** start Provided material **

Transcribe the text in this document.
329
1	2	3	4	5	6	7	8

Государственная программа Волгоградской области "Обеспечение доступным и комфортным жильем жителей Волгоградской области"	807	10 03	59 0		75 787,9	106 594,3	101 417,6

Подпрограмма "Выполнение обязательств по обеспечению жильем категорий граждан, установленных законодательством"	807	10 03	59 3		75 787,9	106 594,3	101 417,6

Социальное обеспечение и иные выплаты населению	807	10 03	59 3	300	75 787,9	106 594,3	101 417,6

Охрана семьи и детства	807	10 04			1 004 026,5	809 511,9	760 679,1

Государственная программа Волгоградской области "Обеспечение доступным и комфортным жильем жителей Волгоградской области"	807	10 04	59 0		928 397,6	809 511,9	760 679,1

** end Provided material **

Your objective: All of the entries above should be written out again exactly.

The solution:
Transcribe the text in this document.
329
1	2	3	4	5	6	7	8

Государственная программа Волгоградской области "Обеспечение доступным и комфортным жильем жителей Волгоградской области"	807	10 03	59 0		75 787,9	106 594,3	101 417,6

Подпрограмма "Выполнение обязательств по обеспечению жильем категорий граждан, установленных законодательством"	807	10 03	59 3		75 787,9	106 594,3	101 417,6

Социальное обеспечение и иные выплаты населению	807	10 03	59 3	300	75 787,9	106 594,3	101 417,6

Охрана семьи и детства	807	10 04			1 004 026,5	809 511,9	760 679,1

Государственная программа Волгоградской области "Обеспечение доступным и комфортным жильем жителей Волгоградской области"	807	10 04	59 0		928 397,6	809 511,9	760 679,1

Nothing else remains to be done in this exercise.